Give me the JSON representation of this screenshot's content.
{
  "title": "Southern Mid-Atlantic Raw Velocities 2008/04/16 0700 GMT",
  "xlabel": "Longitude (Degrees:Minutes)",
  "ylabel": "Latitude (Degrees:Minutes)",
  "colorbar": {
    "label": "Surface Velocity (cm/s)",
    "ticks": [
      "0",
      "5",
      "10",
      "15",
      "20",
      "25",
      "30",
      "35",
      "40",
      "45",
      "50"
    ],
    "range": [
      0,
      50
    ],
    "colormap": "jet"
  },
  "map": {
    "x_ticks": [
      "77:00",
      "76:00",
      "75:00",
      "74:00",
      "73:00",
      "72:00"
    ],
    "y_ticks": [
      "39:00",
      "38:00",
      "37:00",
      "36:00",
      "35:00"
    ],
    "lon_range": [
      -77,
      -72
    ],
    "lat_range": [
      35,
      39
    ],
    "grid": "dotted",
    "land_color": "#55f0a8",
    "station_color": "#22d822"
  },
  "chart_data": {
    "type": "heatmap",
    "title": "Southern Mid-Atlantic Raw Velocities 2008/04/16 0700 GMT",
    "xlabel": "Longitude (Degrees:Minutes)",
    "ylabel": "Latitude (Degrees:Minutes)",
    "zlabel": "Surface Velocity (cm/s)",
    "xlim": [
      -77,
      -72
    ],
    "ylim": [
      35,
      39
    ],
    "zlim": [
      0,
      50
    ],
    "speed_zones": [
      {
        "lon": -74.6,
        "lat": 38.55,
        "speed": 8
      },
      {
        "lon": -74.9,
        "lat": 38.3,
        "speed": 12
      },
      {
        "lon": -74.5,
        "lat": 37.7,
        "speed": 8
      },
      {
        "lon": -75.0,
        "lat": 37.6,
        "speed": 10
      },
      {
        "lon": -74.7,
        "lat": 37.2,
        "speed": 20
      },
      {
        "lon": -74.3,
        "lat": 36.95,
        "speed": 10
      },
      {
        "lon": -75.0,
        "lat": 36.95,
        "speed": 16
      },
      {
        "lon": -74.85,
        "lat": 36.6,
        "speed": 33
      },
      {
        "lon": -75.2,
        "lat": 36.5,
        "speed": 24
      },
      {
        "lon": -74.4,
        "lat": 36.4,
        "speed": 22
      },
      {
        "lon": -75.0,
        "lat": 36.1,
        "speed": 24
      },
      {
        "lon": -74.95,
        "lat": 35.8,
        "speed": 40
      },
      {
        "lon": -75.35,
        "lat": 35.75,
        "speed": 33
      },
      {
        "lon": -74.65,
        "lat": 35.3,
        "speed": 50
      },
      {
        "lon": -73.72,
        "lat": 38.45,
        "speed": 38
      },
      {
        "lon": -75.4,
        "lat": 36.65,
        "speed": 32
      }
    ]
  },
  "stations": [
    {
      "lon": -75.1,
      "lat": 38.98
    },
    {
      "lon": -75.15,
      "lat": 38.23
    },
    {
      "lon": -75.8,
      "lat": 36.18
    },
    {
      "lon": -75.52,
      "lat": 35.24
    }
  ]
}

TASK TO COMPLETE ▸ Output the full listing exactly as it stands.

EXERCISE ANSWER ▸
Give me the JSON representation of this screenshot's content.
{
  "title": "Southern Mid-Atlantic Raw Velocities 2008/04/16 0700 GMT",
  "xlabel": "Longitude (Degrees:Minutes)",
  "ylabel": "Latitude (Degrees:Minutes)",
  "colorbar": {
    "label": "Surface Velocity (cm/s)",
    "ticks": [
      "0",
      "5",
      "10",
      "15",
      "20",
      "25",
      "30",
      "35",
      "40",
      "45",
      "50"
    ],
    "range": [
      0,
      50
    ],
    "colormap": "jet"
  },
  "map": {
    "x_ticks": [
      "77:00",
      "76:00",
      "75:00",
      "74:00",
      "73:00",
      "72:00"
    ],
    "y_ticks": [
      "39:00",
      "38:00",
      "37:00",
      "36:00",
      "35:00"
    ],
    "lon_range": [
      -77,
      -72
    ],
    "lat_range": [
      35,
      39
    ],
    "grid": "dotted",
    "land_color": "#55f0a8",
    "station_color": "#22d822"
  },
  "chart_data": {
    "type": "heatmap",
    "title": "Southern Mid-Atlantic Raw Velocities 2008/04/16 0700 GMT",
    "xlabel": "Longitude (Degrees:Minutes)",
    "ylabel": "Latitude (Degrees:Minutes)",
    "zlabel": "Surface Velocity (cm/s)",
    "xlim": [
      -77,
      -72
    ],
    "ylim": [
      35,
      39
    ],
    "zlim": [
      0,
      50
    ],
    "speed_zones": [
      {
        "lon": -74.6,
        "lat": 38.55,
        "speed": 8
      },
      {
        "lon": -74.9,
        "lat": 38.3,
        "speed": 12
      },
      {
        "lon": -74.5,
        "lat": 37.7,
        "speed": 8
      },
      {
        "lon": -75.0,
        "lat": 37.6,
        "speed": 10
      },
      {
        "lon": -74.7,
        "lat": 37.2,
        "speed": 20
      },
      {
        "lon": -74.3,
        "lat": 36.95,
        "speed": 10
      },
      {
        "lon": -75.0,
        "lat": 36.95,
        "speed": 16
      },
      {
        "lon": -74.85,
        "lat": 36.6,
        "speed": 33
      },
      {
        "lon": -75.2,
        "lat": 36.5,
        "speed": 24
      },
      {
        "lon": -74.4,
        "lat": 36.4,
        "speed": 22
      },
      {
        "lon": -75.0,
        "lat": 36.1,
        "speed": 24
      },
      {
        "lon": -74.95,
        "lat": 35.8,
        "speed": 40
      },
      {
        "lon": -75.35,
        "lat": 35.75,
        "speed": 33
      },
      {
        "lon": -74.65,
        "lat": 35.3,
        "speed": 50
      },
      {
        "lon": -73.72,
        "lat": 38.45,
        "speed": 38
      },
      {
        "lon": -75.4,
        "lat": 36.65,
        "speed": 32
      }
    ]
  },
  "stations": [
    {
      "lon": -75.1,
      "lat": 38.98
    },
    {
      "lon": -75.15,
      "lat": 38.23
    },
    {
      "lon": -75.8,
      "lat": 36.18
    },
    {
      "lon": -75.52,
      "lat": 35.24
    }
  ]
}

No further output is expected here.